TASK INPUTS:

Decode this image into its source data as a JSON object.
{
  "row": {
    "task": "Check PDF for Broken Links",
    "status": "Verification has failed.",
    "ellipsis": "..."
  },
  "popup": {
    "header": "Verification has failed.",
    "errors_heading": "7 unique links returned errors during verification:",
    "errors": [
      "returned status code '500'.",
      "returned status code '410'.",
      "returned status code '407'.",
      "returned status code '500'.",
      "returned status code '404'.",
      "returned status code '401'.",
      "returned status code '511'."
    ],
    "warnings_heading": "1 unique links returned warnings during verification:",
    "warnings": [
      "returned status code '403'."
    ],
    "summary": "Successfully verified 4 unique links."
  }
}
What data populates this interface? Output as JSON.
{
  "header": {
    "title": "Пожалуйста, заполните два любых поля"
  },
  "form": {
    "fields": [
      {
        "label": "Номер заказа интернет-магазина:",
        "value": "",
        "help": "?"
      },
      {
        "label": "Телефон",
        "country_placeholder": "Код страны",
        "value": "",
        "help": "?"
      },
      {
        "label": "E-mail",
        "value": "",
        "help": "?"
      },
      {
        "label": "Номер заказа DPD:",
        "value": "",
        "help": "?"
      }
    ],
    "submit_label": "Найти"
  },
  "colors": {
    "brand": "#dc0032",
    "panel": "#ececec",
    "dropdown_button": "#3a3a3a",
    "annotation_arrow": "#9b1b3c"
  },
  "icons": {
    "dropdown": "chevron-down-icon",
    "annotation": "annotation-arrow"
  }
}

PROBLEM: Copy every line from the entries that contains the word "JSON".

EXERCISE ANSWER:
Decode this image into its source data as a JSON object.
What data populates this interface? Output as JSON.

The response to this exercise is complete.